Task brief |
Go through the records and give each one again exactly.

Figure record extracts:
>>>>>

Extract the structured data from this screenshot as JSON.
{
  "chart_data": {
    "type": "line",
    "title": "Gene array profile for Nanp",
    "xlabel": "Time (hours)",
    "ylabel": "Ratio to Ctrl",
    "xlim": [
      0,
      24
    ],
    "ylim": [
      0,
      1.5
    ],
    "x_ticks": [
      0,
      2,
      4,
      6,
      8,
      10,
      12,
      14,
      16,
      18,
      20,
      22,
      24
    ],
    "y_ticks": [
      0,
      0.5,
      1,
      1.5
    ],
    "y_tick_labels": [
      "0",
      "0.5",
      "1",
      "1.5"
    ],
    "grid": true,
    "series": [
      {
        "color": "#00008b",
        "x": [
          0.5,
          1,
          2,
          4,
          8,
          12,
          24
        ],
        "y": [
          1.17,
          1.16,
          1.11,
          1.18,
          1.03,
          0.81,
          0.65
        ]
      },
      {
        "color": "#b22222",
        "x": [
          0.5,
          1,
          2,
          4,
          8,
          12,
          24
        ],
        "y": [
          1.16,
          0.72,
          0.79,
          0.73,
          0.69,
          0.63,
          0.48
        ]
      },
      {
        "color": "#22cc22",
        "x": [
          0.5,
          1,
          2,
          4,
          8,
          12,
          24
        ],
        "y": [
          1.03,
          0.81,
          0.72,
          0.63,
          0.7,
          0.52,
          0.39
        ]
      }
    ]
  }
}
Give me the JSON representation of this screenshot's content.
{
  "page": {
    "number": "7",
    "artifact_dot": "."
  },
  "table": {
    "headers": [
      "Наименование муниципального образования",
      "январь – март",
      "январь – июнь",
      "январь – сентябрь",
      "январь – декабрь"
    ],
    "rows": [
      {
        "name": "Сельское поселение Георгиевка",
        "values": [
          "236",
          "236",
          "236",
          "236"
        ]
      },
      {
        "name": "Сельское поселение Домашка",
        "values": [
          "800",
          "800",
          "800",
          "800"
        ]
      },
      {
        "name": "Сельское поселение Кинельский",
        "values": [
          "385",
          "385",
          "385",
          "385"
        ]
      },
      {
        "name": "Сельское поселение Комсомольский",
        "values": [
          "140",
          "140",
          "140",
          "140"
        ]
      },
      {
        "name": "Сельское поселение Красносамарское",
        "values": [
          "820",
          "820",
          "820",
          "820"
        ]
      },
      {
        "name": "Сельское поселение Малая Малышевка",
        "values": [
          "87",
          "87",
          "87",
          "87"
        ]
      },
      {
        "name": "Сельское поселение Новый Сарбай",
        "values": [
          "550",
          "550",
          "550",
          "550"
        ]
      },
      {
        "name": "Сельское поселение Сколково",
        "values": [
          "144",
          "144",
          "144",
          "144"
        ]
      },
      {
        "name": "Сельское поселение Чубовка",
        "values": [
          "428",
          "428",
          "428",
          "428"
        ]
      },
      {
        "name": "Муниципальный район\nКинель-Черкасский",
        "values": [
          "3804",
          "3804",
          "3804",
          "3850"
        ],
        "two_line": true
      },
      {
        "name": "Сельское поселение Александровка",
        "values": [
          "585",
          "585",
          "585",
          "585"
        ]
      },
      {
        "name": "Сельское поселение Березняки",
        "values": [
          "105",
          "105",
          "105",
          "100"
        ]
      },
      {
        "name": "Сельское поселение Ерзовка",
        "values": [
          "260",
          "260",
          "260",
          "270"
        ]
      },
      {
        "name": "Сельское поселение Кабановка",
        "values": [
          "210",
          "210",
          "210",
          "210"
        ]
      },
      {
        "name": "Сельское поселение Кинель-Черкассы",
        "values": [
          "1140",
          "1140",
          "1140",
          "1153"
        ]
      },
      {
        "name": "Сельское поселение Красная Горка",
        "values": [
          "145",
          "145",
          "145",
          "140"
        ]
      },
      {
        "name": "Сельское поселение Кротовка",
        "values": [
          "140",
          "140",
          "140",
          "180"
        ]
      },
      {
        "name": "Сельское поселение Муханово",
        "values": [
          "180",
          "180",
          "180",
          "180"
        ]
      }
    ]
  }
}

<<<<<

Output for this task |
Extract the structured data from this screenshot as JSON.
{
  "chart_data": {
    "type": "line",
    "title": "Gene array profile for Nanp",
    "xlabel": "Time (hours)",
    "ylabel": "Ratio to Ctrl",
    "xlim": [
      0,
      24
    ],
    "ylim": [
      0,
      1.5
    ],
    "x_ticks": [
      0,
      2,
      4,
      6,
      8,
      10,
      12,
      14,
      16,
      18,
      20,
      22,
      24
    ],
    "y_ticks": [
      0,
      0.5,
      1,
      1.5
    ],
    "y_tick_labels": [
      "0",
      "0.5",
      "1",
      "1.5"
    ],
    "grid": true,
    "series": [
      {
        "color": "#00008b",
        "x": [
          0.5,
          1,
          2,
          4,
          8,
          12,
          24
        ],
        "y": [
          1.17,
          1.16,
          1.11,
          1.18,
          1.03,
          0.81,
          0.65
        ]
      },
      {
        "color": "#b22222",
        "x": [
          0.5,
          1,
          2,
          4,
          8,
          12,
          24
        ],
        "y": [
          1.16,
          0.72,
          0.79,
          0.73,
          0.69,
          0.63,
          0.48
        ]
      },
      {
        "color": "#22cc22",
        "x": [
          0.5,
          1,
          2,
          4,
          8,
          12,
          24
        ],
        "y": [
          1.03,
          0.81,
          0.72,
          0.63,
          0.7,
          0.52,
          0.39
        ]
      }
    ]
  }
}
Give me the JSON representation of this screenshot's content.
{
  "page": {
    "number": "7",
    "artifact_dot": "."
  },
  "table": {
    "headers": [
      "Наименование муниципального образования",
      "январь – март",
      "январь – июнь",
      "январь – сентябрь",
      "январь – декабрь"
    ],
    "rows": [
      {
        "name": "Сельское поселение Георгиевка",
        "values": [
          "236",
          "236",
          "236",
          "236"
        ]
      },
      {
        "name": "Сельское поселение Домашка",
        "values": [
          "800",
          "800",
          "800",
          "800"
        ]
      },
      {
        "name": "Сельское поселение Кинельский",
        "values": [
          "385",
          "385",
          "385",
          "385"
        ]
      },
      {
        "name": "Сельское поселение Комсомольский",
        "values": [
          "140",
          "140",
          "140",
          "140"
        ]
      },
      {
        "name": "Сельское поселение Красносамарское",
        "values": [
          "820",
          "820",
          "820",
          "820"
        ]
      },
      {
        "name": "Сельское поселение Малая Малышевка",
        "values": [
          "87",
          "87",
          "87",
          "87"
        ]
      },
      {
        "name": "Сельское поселение Новый Сарбай",
        "values": [
          "550",
          "550",
          "550",
          "550"
        ]
      },
      {
        "name": "Сельское поселение Сколково",
        "values": [
          "144",
          "144",
          "144",
          "144"
        ]
      },
      {
        "name": "Сельское поселение Чубовка",
        "values": [
          "428",
          "428",
          "428",
          "428"
        ]
      },
      {
        "name": "Муниципальный район\nКинель-Черкасский",
        "values": [
          "3804",
          "3804",
          "3804",
          "3850"
        ],
        "two_line": true
      },
      {
        "name": "Сельское поселение Александровка",
        "values": [
          "585",
          "585",
          "585",
          "585"
        ]
      },
      {
        "name": "Сельское поселение Березняки",
        "values": [
          "105",
          "105",
          "105",
          "100"
        ]
      },
      {
        "name": "Сельское поселение Ерзовка",
        "values": [
          "260",
          "260",
          "260",
          "270"
        ]
      },
      {
        "name": "Сельское поселение Кабановка",
        "values": [
          "210",
          "210",
          "210",
          "210"
        ]
      },
      {
        "name": "Сельское поселение Кинель-Черкассы",
        "values": [
          "1140",
          "1140",
          "1140",
          "1153"
        ]
      },
      {
        "name": "Сельское поселение Красная Горка",
        "values": [
          "145",
          "145",
          "145",
          "140"
        ]
      },
      {
        "name": "Сельское поселение Кротовка",
        "values": [
          "140",
          "140",
          "140",
          "180"
        ]
      },
      {
        "name": "Сельское поселение Муханово",
        "values": [
          "180",
          "180",
          "180",
          "180"
        ]
      }
    ]
  }
}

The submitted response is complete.